= Directions =
Every line that holds "screenshot" should be shown.
○ ○ ○
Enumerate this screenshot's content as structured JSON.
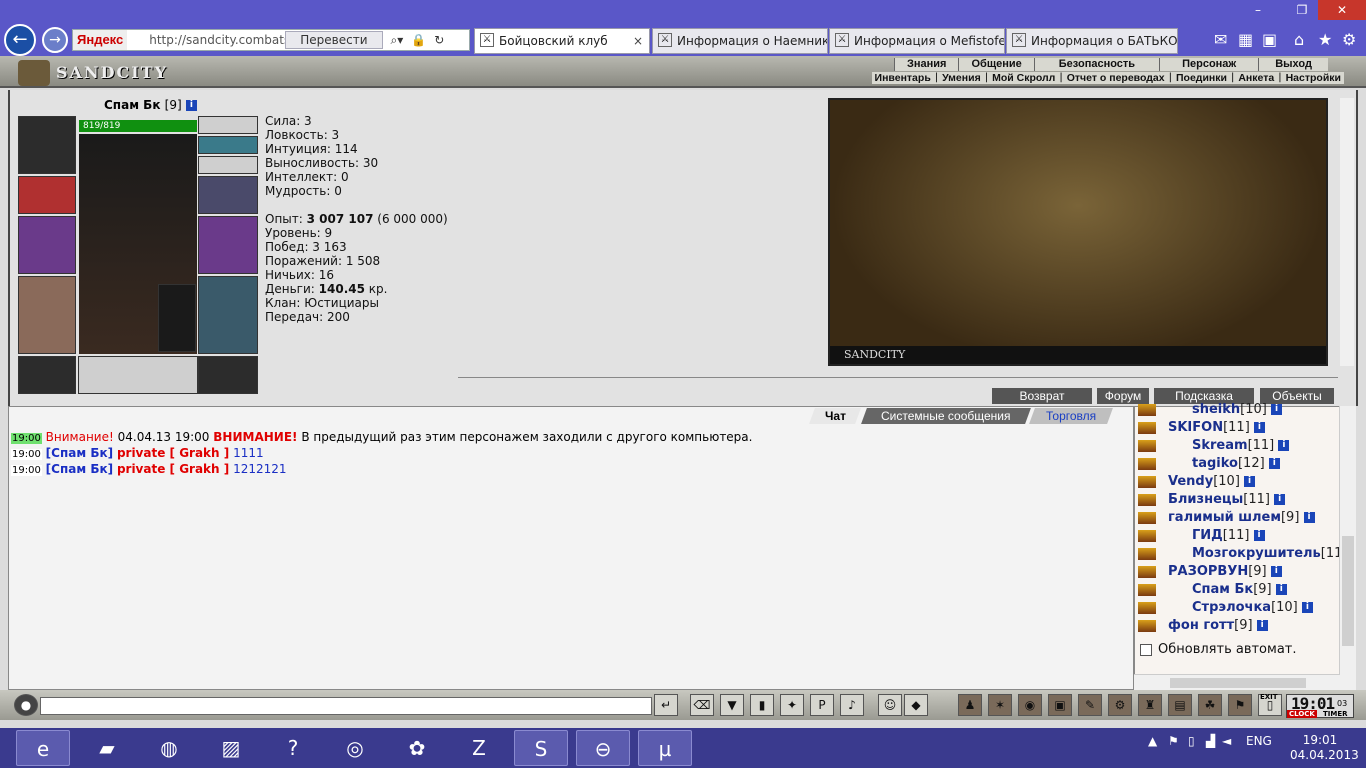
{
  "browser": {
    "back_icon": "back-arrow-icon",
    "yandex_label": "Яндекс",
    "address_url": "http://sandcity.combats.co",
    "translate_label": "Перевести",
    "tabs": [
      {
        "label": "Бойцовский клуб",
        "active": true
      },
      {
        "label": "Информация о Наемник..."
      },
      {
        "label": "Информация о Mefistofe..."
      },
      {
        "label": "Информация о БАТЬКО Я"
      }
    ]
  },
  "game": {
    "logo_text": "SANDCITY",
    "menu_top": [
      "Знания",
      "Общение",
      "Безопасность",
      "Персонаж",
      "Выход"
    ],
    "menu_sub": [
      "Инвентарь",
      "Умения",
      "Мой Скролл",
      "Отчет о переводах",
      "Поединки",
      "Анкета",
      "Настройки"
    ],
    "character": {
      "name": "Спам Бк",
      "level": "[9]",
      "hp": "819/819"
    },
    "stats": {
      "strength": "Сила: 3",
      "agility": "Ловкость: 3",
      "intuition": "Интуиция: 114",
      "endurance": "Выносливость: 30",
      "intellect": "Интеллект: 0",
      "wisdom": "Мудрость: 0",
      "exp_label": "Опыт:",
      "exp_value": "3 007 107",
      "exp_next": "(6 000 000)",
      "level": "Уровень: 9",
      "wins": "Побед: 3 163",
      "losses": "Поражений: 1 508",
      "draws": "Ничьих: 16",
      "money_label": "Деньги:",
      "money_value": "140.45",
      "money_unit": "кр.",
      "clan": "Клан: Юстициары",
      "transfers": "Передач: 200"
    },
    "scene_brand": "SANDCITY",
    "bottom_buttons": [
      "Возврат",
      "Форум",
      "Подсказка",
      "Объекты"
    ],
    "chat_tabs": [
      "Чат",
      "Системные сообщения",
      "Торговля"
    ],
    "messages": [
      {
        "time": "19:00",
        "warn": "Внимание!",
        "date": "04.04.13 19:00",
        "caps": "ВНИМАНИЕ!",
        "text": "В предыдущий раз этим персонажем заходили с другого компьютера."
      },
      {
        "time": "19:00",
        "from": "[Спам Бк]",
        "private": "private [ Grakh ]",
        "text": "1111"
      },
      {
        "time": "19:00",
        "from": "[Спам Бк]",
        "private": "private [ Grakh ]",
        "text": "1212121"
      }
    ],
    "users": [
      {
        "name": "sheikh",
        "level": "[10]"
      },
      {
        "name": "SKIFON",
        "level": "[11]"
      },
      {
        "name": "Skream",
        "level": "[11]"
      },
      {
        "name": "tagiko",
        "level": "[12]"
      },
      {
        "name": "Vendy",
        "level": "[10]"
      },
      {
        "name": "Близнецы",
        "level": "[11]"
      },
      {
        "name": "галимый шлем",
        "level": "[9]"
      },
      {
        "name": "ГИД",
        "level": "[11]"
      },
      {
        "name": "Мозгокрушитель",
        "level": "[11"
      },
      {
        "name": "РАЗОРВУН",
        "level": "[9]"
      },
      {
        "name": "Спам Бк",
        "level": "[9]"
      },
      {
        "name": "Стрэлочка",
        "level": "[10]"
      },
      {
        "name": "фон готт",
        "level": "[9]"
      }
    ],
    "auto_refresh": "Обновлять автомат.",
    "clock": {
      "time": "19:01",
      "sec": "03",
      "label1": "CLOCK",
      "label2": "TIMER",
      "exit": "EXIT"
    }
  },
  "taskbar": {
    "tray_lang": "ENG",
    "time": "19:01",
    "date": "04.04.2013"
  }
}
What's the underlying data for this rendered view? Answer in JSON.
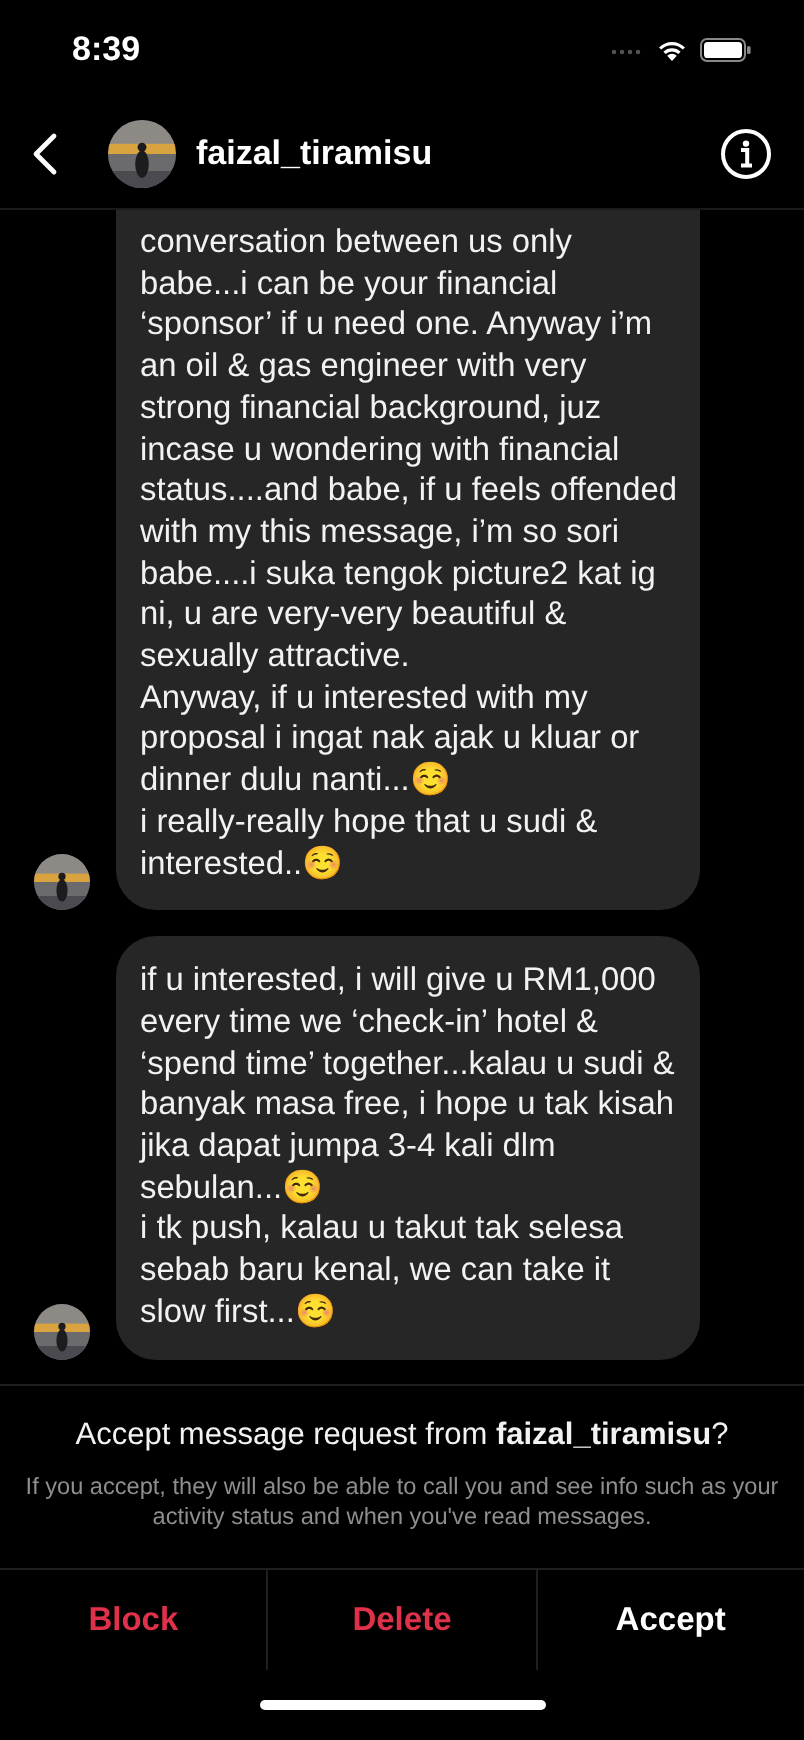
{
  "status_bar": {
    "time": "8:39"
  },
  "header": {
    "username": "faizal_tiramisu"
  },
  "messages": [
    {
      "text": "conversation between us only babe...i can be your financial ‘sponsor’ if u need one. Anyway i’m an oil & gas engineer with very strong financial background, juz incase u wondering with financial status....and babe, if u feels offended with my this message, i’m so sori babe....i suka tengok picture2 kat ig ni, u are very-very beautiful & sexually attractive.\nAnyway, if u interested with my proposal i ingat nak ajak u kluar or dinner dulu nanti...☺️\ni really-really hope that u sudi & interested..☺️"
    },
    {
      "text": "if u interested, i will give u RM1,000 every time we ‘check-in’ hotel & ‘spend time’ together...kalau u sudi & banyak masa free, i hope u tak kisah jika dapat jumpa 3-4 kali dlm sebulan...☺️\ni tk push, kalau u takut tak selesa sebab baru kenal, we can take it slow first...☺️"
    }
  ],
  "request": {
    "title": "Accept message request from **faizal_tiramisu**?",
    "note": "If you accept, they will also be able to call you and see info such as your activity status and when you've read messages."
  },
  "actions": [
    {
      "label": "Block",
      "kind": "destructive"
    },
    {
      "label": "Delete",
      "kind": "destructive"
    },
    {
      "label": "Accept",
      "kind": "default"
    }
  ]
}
○ ○ ○
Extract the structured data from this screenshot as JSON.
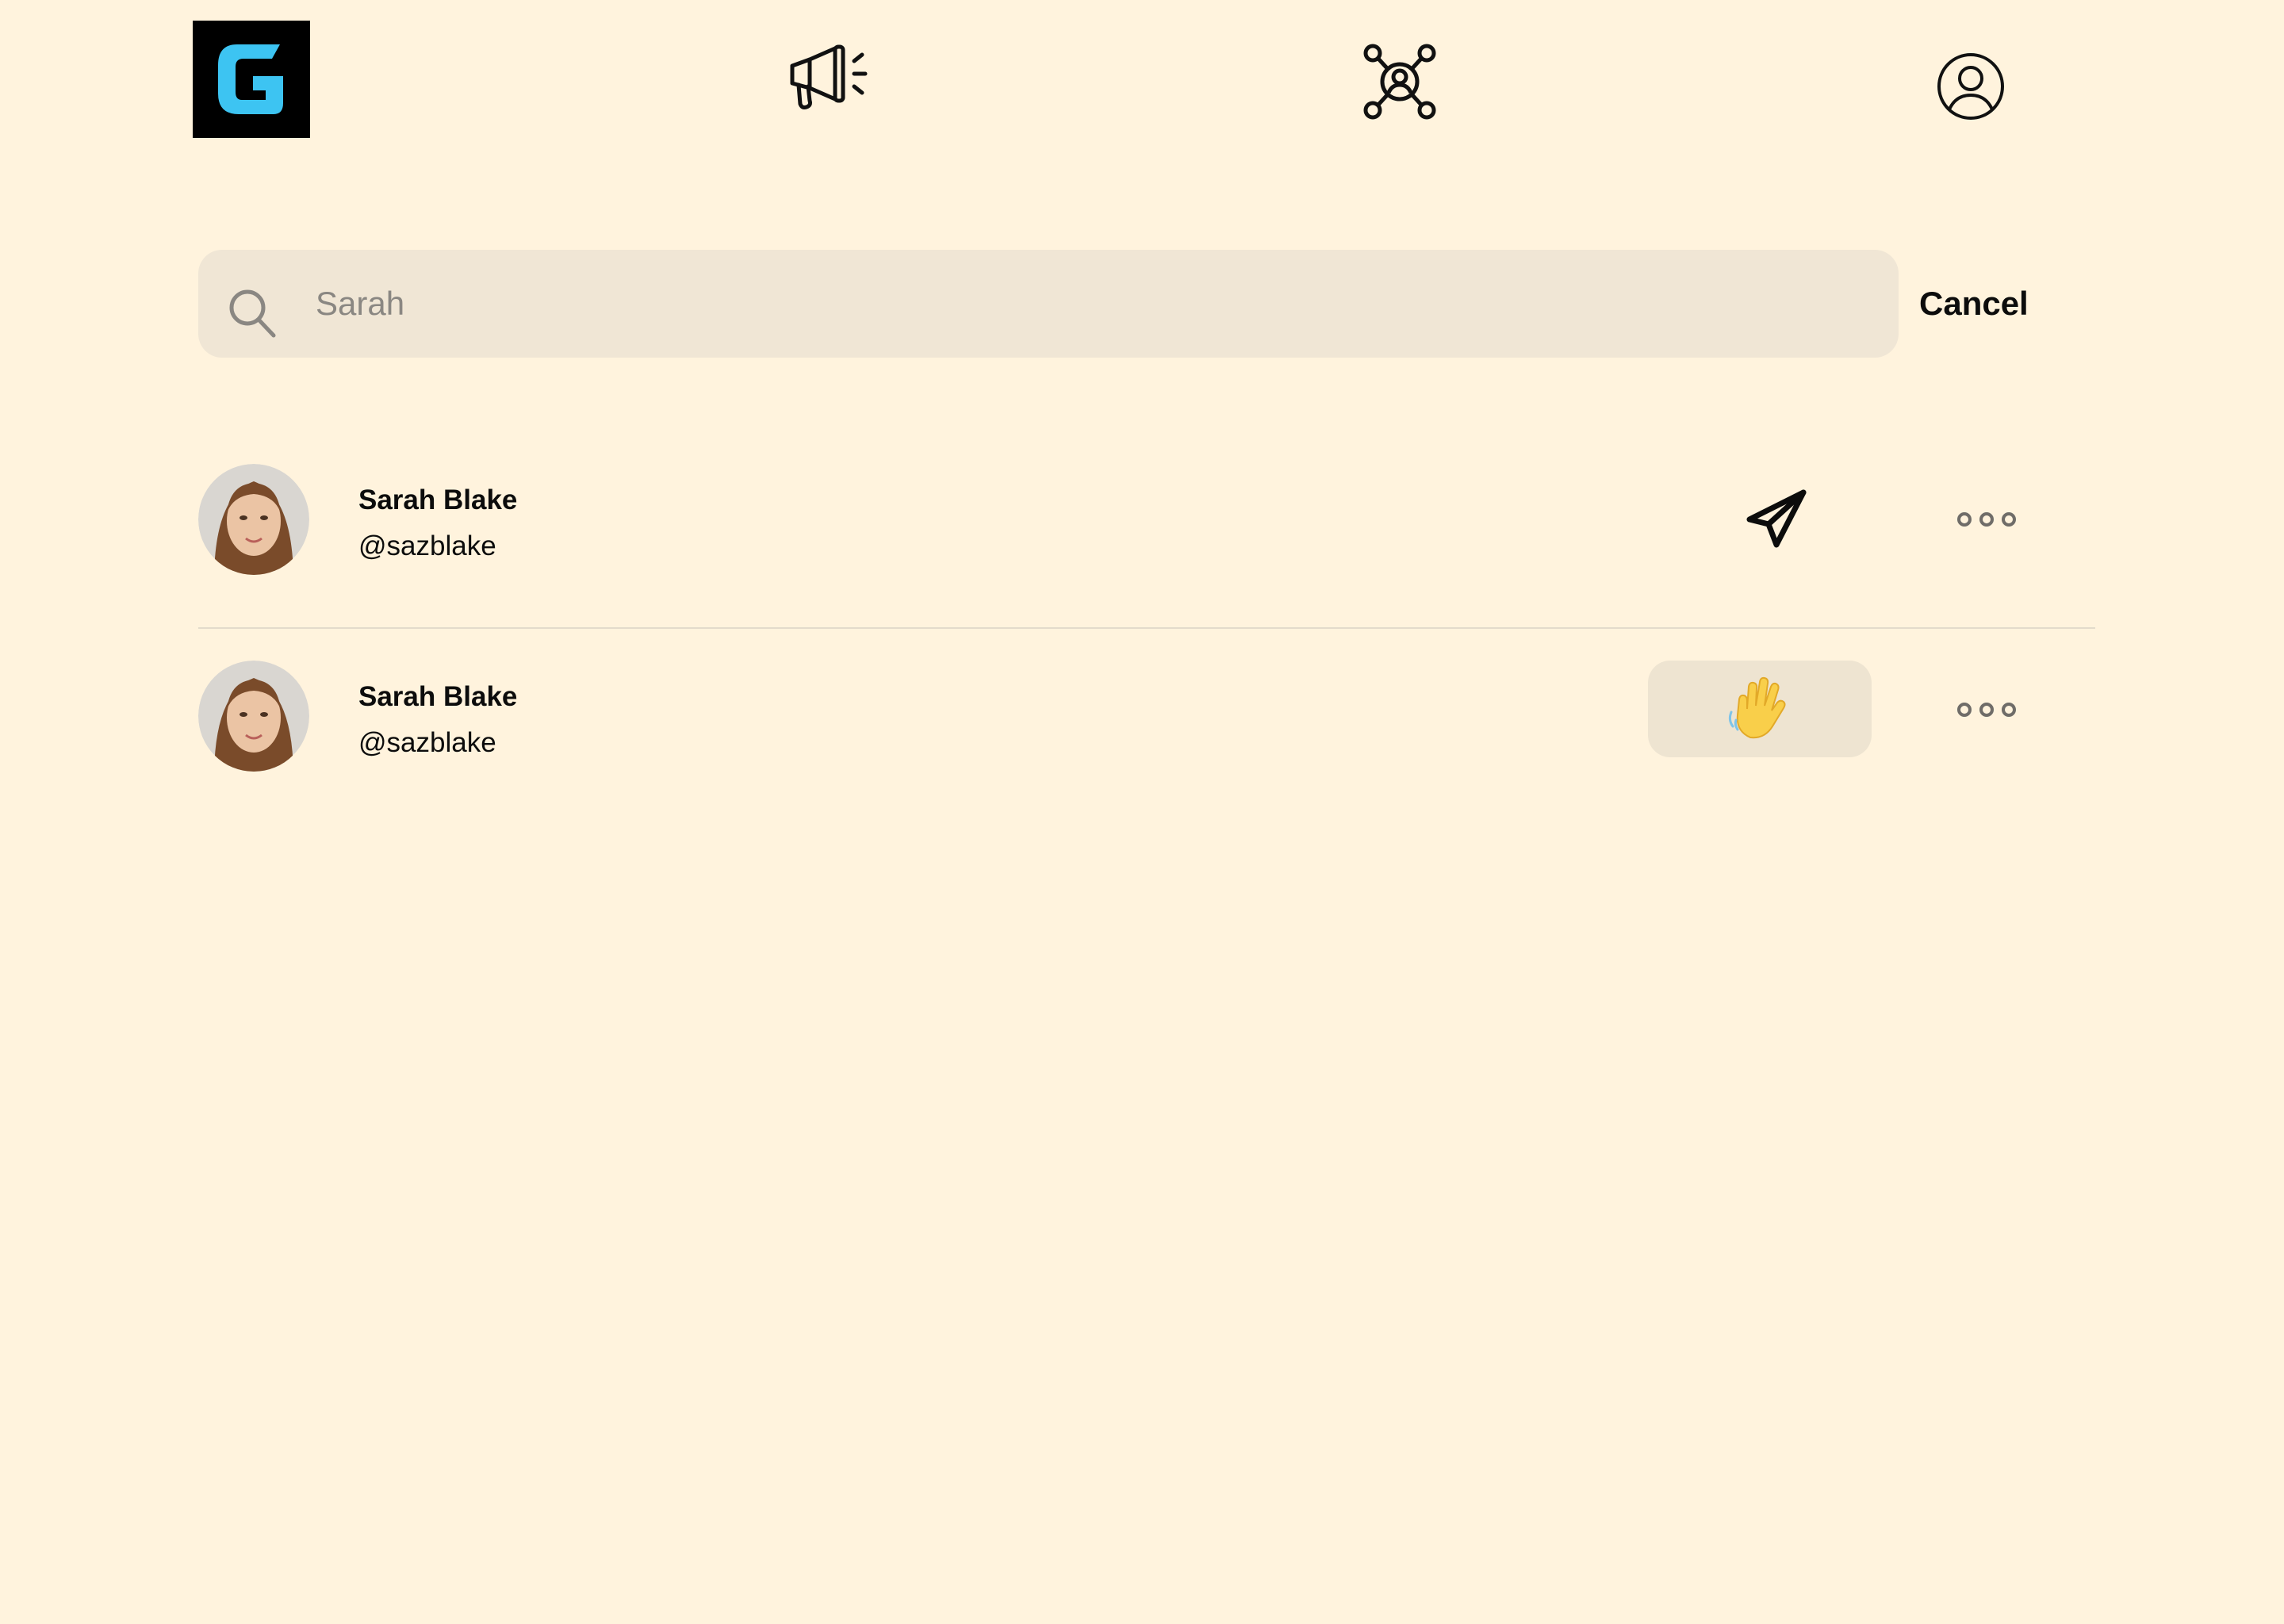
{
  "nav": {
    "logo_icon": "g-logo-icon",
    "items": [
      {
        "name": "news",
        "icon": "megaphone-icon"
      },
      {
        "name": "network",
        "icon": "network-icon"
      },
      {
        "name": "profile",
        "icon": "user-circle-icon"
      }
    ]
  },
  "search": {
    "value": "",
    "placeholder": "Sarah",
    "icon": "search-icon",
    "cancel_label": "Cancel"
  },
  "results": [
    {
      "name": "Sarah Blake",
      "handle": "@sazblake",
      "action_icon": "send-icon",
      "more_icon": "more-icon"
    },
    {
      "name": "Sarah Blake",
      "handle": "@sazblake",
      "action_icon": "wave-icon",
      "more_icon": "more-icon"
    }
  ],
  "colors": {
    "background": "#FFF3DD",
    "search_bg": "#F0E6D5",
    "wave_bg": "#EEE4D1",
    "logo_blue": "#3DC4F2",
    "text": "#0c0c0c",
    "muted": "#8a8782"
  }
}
○ ○ ○
= Answer =
Enumerate this screenshot's content as structured JSON.
Extract the structured data from this screenshot as JSON.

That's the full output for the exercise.